SET TASK — Look through the material below, count the lines containing the word "name", and state only the count.

INPUT MATERIAL —

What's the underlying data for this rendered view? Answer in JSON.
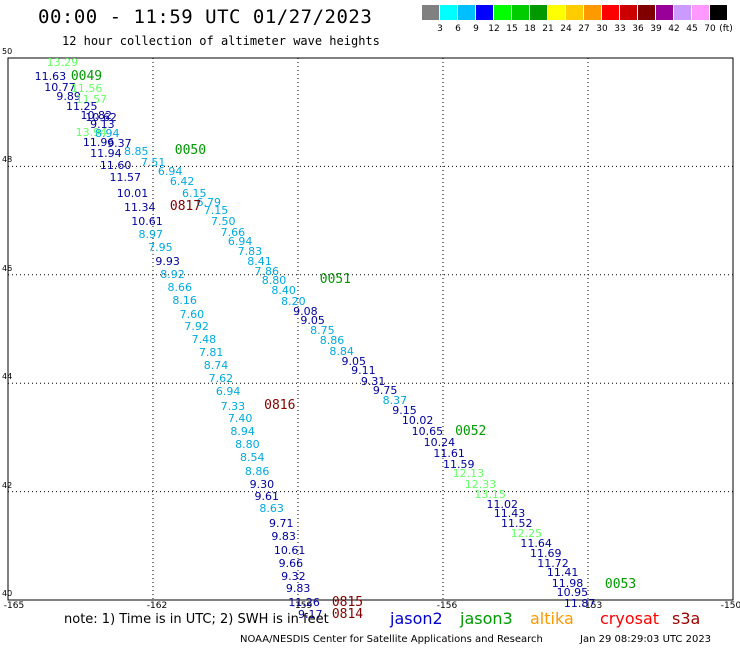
{
  "title": "00:00 - 11:59 UTC 01/27/2023",
  "subtitle": "12 hour collection of altimeter wave heights",
  "color_scale": {
    "unit": "(ft)",
    "colors": [
      "#808080",
      "#00ffff",
      "#00bfff",
      "#0000ff",
      "#00ff00",
      "#00cc00",
      "#009900",
      "#ffff00",
      "#ffcc00",
      "#ff9900",
      "#ff0000",
      "#cc0000",
      "#800000",
      "#990099",
      "#cc99ff",
      "#ff99ff",
      "#000000"
    ],
    "labels": [
      "3",
      "6",
      "9",
      "12",
      "15",
      "18",
      "21",
      "24",
      "27",
      "30",
      "33",
      "36",
      "39",
      "42",
      "45",
      "70"
    ]
  },
  "axes": {
    "lat_labels": [
      "50",
      "48",
      "46",
      "44",
      "42",
      "40"
    ],
    "lon_labels": [
      "-165",
      "-162",
      "-159",
      "-156",
      "-153",
      "-150"
    ]
  },
  "observations": [
    {
      "v": "13.29",
      "c": "#66ff66",
      "lat": 49.9,
      "lon": -164.2
    },
    {
      "v": "11.63",
      "c": "#000099",
      "lat": 49.65,
      "lon": -164.45
    },
    {
      "v": "10.77",
      "c": "#000099",
      "lat": 49.45,
      "lon": -164.25
    },
    {
      "v": "11.56",
      "c": "#66ff66",
      "lat": 49.43,
      "lon": -163.7
    },
    {
      "v": "9.89",
      "c": "#000099",
      "lat": 49.28,
      "lon": -164.0
    },
    {
      "v": "11.57",
      "c": "#66ff66",
      "lat": 49.22,
      "lon": -163.6
    },
    {
      "v": "11.25",
      "c": "#000099",
      "lat": 49.1,
      "lon": -163.8
    },
    {
      "v": "10.82",
      "c": "#000099",
      "lat": 48.93,
      "lon": -163.5
    },
    {
      "v": "10.62",
      "c": "#000099",
      "lat": 48.9,
      "lon": -163.4
    },
    {
      "v": "9.13",
      "c": "#000099",
      "lat": 48.76,
      "lon": -163.3
    },
    {
      "v": "13.94",
      "c": "#66ff66",
      "lat": 48.62,
      "lon": -163.6
    },
    {
      "v": "8.94",
      "c": "#00aadd",
      "lat": 48.6,
      "lon": -163.2
    },
    {
      "v": "11.96",
      "c": "#000099",
      "lat": 48.44,
      "lon": -163.45
    },
    {
      "v": "9.37",
      "c": "#000099",
      "lat": 48.42,
      "lon": -162.95
    },
    {
      "v": "8.85",
      "c": "#00aadd",
      "lat": 48.26,
      "lon": -162.6
    },
    {
      "v": "11.94",
      "c": "#000099",
      "lat": 48.23,
      "lon": -163.3
    },
    {
      "v": "7.51",
      "c": "#00aadd",
      "lat": 48.06,
      "lon": -162.25
    },
    {
      "v": "11.60",
      "c": "#000099",
      "lat": 48.0,
      "lon": -163.1
    },
    {
      "v": "6.94",
      "c": "#00aadd",
      "lat": 47.9,
      "lon": -161.9
    },
    {
      "v": "11.57",
      "c": "#000099",
      "lat": 47.78,
      "lon": -162.9
    },
    {
      "v": "6.42",
      "c": "#00aadd",
      "lat": 47.72,
      "lon": -161.65
    },
    {
      "v": "10.01",
      "c": "#000099",
      "lat": 47.5,
      "lon": -162.75
    },
    {
      "v": "6.15",
      "c": "#00aadd",
      "lat": 47.5,
      "lon": -161.4
    },
    {
      "v": "6.79",
      "c": "#00aadd",
      "lat": 47.33,
      "lon": -161.1
    },
    {
      "v": "11.34",
      "c": "#000099",
      "lat": 47.24,
      "lon": -162.6
    },
    {
      "v": "7.15",
      "c": "#00aadd",
      "lat": 47.17,
      "lon": -160.95
    },
    {
      "v": "10.61",
      "c": "#000099",
      "lat": 46.97,
      "lon": -162.45
    },
    {
      "v": "7.50",
      "c": "#00aadd",
      "lat": 46.97,
      "lon": -160.8
    },
    {
      "v": "8.97",
      "c": "#00aadd",
      "lat": 46.73,
      "lon": -162.3
    },
    {
      "v": "7.66",
      "c": "#00aadd",
      "lat": 46.77,
      "lon": -160.6
    },
    {
      "v": "6.94",
      "c": "#00aadd",
      "lat": 46.6,
      "lon": -160.45
    },
    {
      "v": "7.95",
      "c": "#00aadd",
      "lat": 46.5,
      "lon": -162.1
    },
    {
      "v": "7.83",
      "c": "#00aadd",
      "lat": 46.42,
      "lon": -160.25
    },
    {
      "v": "9.93",
      "c": "#000099",
      "lat": 46.23,
      "lon": -161.95
    },
    {
      "v": "8.41",
      "c": "#00aadd",
      "lat": 46.23,
      "lon": -160.05
    },
    {
      "v": "7.86",
      "c": "#00aadd",
      "lat": 46.06,
      "lon": -159.9
    },
    {
      "v": "8.92",
      "c": "#00aadd",
      "lat": 46.0,
      "lon": -161.85
    },
    {
      "v": "8.80",
      "c": "#00aadd",
      "lat": 45.88,
      "lon": -159.75
    },
    {
      "v": "8.66",
      "c": "#00aadd",
      "lat": 45.76,
      "lon": -161.7
    },
    {
      "v": "8.40",
      "c": "#00aadd",
      "lat": 45.7,
      "lon": -159.55
    },
    {
      "v": "8.16",
      "c": "#00aadd",
      "lat": 45.52,
      "lon": -161.6
    },
    {
      "v": "8.20",
      "c": "#00aadd",
      "lat": 45.5,
      "lon": -159.35
    },
    {
      "v": "9.08",
      "c": "#000099",
      "lat": 45.32,
      "lon": -159.1
    },
    {
      "v": "7.60",
      "c": "#00aadd",
      "lat": 45.26,
      "lon": -161.45
    },
    {
      "v": "9.05",
      "c": "#000099",
      "lat": 45.14,
      "lon": -158.95
    },
    {
      "v": "7.92",
      "c": "#00aadd",
      "lat": 45.03,
      "lon": -161.35
    },
    {
      "v": "8.75",
      "c": "#00aadd",
      "lat": 44.96,
      "lon": -158.75
    },
    {
      "v": "7.48",
      "c": "#00aadd",
      "lat": 44.8,
      "lon": -161.2
    },
    {
      "v": "8.86",
      "c": "#00aadd",
      "lat": 44.77,
      "lon": -158.55
    },
    {
      "v": "7.81",
      "c": "#00aadd",
      "lat": 44.56,
      "lon": -161.05
    },
    {
      "v": "8.84",
      "c": "#00aadd",
      "lat": 44.58,
      "lon": -158.35
    },
    {
      "v": "9.05",
      "c": "#000099",
      "lat": 44.4,
      "lon": -158.1
    },
    {
      "v": "8.74",
      "c": "#00aadd",
      "lat": 44.32,
      "lon": -160.95
    },
    {
      "v": "9.11",
      "c": "#000099",
      "lat": 44.22,
      "lon": -157.9
    },
    {
      "v": "7.62",
      "c": "#00aadd",
      "lat": 44.08,
      "lon": -160.85
    },
    {
      "v": "9.31",
      "c": "#000099",
      "lat": 44.03,
      "lon": -157.7
    },
    {
      "v": "6.94",
      "c": "#00aadd",
      "lat": 43.83,
      "lon": -160.7
    },
    {
      "v": "9.75",
      "c": "#000099",
      "lat": 43.85,
      "lon": -157.45
    },
    {
      "v": "8.37",
      "c": "#00aadd",
      "lat": 43.67,
      "lon": -157.25
    },
    {
      "v": "7.33",
      "c": "#00aadd",
      "lat": 43.57,
      "lon": -160.6
    },
    {
      "v": "9.15",
      "c": "#000099",
      "lat": 43.48,
      "lon": -157.05
    },
    {
      "v": "7.40",
      "c": "#00aadd",
      "lat": 43.34,
      "lon": -160.45
    },
    {
      "v": "10.02",
      "c": "#000099",
      "lat": 43.3,
      "lon": -156.85
    },
    {
      "v": "8.94",
      "c": "#00aadd",
      "lat": 43.1,
      "lon": -160.4
    },
    {
      "v": "10.65",
      "c": "#000099",
      "lat": 43.1,
      "lon": -156.65
    },
    {
      "v": "10.24",
      "c": "#000099",
      "lat": 42.9,
      "lon": -156.4
    },
    {
      "v": "8.80",
      "c": "#00aadd",
      "lat": 42.86,
      "lon": -160.3
    },
    {
      "v": "11.61",
      "c": "#000099",
      "lat": 42.7,
      "lon": -156.2
    },
    {
      "v": "8.54",
      "c": "#00aadd",
      "lat": 42.62,
      "lon": -160.2
    },
    {
      "v": "11.59",
      "c": "#000099",
      "lat": 42.5,
      "lon": -156.0
    },
    {
      "v": "8.86",
      "c": "#00aadd",
      "lat": 42.37,
      "lon": -160.1
    },
    {
      "v": "12.13",
      "c": "#66ff66",
      "lat": 42.32,
      "lon": -155.8
    },
    {
      "v": "9.30",
      "c": "#000099",
      "lat": 42.13,
      "lon": -160.0
    },
    {
      "v": "12.33",
      "c": "#66ff66",
      "lat": 42.13,
      "lon": -155.55
    },
    {
      "v": "13.15",
      "c": "#66ff66",
      "lat": 41.94,
      "lon": -155.35
    },
    {
      "v": "9.61",
      "c": "#000099",
      "lat": 41.9,
      "lon": -159.9
    },
    {
      "v": "11.02",
      "c": "#000099",
      "lat": 41.76,
      "lon": -155.1
    },
    {
      "v": "8.63",
      "c": "#00aadd",
      "lat": 41.67,
      "lon": -159.8
    },
    {
      "v": "11.43",
      "c": "#000099",
      "lat": 41.58,
      "lon": -154.95
    },
    {
      "v": "9.71",
      "c": "#000099",
      "lat": 41.4,
      "lon": -159.6
    },
    {
      "v": "11.52",
      "c": "#000099",
      "lat": 41.4,
      "lon": -154.8
    },
    {
      "v": "12.25",
      "c": "#66ff66",
      "lat": 41.22,
      "lon": -154.6
    },
    {
      "v": "9.83",
      "c": "#000099",
      "lat": 41.16,
      "lon": -159.55
    },
    {
      "v": "11.64",
      "c": "#000099",
      "lat": 41.03,
      "lon": -154.4
    },
    {
      "v": "10.61",
      "c": "#000099",
      "lat": 40.9,
      "lon": -159.5
    },
    {
      "v": "11.69",
      "c": "#000099",
      "lat": 40.85,
      "lon": -154.2
    },
    {
      "v": "9.66",
      "c": "#000099",
      "lat": 40.66,
      "lon": -159.4
    },
    {
      "v": "11.72",
      "c": "#000099",
      "lat": 40.67,
      "lon": -154.05
    },
    {
      "v": "11.41",
      "c": "#000099",
      "lat": 40.5,
      "lon": -153.85
    },
    {
      "v": "9.32",
      "c": "#000099",
      "lat": 40.43,
      "lon": -159.35
    },
    {
      "v": "11.98",
      "c": "#000099",
      "lat": 40.3,
      "lon": -153.75
    },
    {
      "v": "9.83",
      "c": "#000099",
      "lat": 40.2,
      "lon": -159.25
    },
    {
      "v": "10.95",
      "c": "#000099",
      "lat": 40.12,
      "lon": -153.65
    },
    {
      "v": "11.26",
      "c": "#000099",
      "lat": 39.95,
      "lon": -159.2
    },
    {
      "v": "11.87",
      "c": "#000099",
      "lat": 39.93,
      "lon": -153.5
    },
    {
      "v": "9.17",
      "c": "#000099",
      "lat": 39.72,
      "lon": -159.0
    }
  ],
  "pass_labels": [
    {
      "t": "0049",
      "c": "#009900",
      "lat": 49.65,
      "lon": -163.7
    },
    {
      "t": "0050",
      "c": "#009900",
      "lat": 48.28,
      "lon": -161.55
    },
    {
      "t": "0817",
      "c": "#800000",
      "lat": 47.25,
      "lon": -161.65
    },
    {
      "t": "0051",
      "c": "#009900",
      "lat": 45.9,
      "lon": -158.55
    },
    {
      "t": "0816",
      "c": "#800000",
      "lat": 43.58,
      "lon": -159.7
    },
    {
      "t": "0052",
      "c": "#009900",
      "lat": 43.1,
      "lon": -155.75
    },
    {
      "t": "0815",
      "c": "#800000",
      "lat": 39.95,
      "lon": -158.3
    },
    {
      "t": "0814",
      "c": "#800000",
      "lat": 39.73,
      "lon": -158.3
    },
    {
      "t": "0053",
      "c": "#009900",
      "lat": 40.28,
      "lon": -152.65
    }
  ],
  "note": "note: 1) Time is in UTC; 2) SWH is in feet",
  "satellites": [
    {
      "name": "jason2",
      "color": "#0000cc"
    },
    {
      "name": "jason3",
      "color": "#009900"
    },
    {
      "name": "altika",
      "color": "#ff9900"
    },
    {
      "name": "cryosat",
      "color": "#ff0000"
    },
    {
      "name": "s3a",
      "color": "#990000"
    }
  ],
  "footer_left": "NOAA/NESDIS Center for Satellite Applications and Research",
  "footer_right": "Jan 29 08:29:03 UTC 2023"
}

RESULT — 5